• Objective: For the listing underneath, give the count of lines containing the string "time" and nothing further.

____________

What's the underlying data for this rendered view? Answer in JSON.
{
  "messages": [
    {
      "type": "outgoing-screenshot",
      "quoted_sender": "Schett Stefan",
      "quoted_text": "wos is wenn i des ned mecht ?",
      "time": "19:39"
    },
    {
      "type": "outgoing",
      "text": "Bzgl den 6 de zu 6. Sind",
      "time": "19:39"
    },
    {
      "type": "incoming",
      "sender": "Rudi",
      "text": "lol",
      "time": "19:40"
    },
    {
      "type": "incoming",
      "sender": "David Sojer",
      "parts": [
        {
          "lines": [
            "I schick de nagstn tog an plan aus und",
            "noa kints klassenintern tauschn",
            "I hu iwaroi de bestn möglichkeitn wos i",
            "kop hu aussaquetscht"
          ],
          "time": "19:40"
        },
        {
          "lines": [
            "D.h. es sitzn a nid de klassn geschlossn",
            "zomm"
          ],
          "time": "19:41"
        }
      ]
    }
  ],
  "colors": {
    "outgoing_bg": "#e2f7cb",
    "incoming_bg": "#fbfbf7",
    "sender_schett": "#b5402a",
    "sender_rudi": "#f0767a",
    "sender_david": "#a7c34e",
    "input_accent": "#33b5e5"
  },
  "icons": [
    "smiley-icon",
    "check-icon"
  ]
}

____________

• Expected answer: 5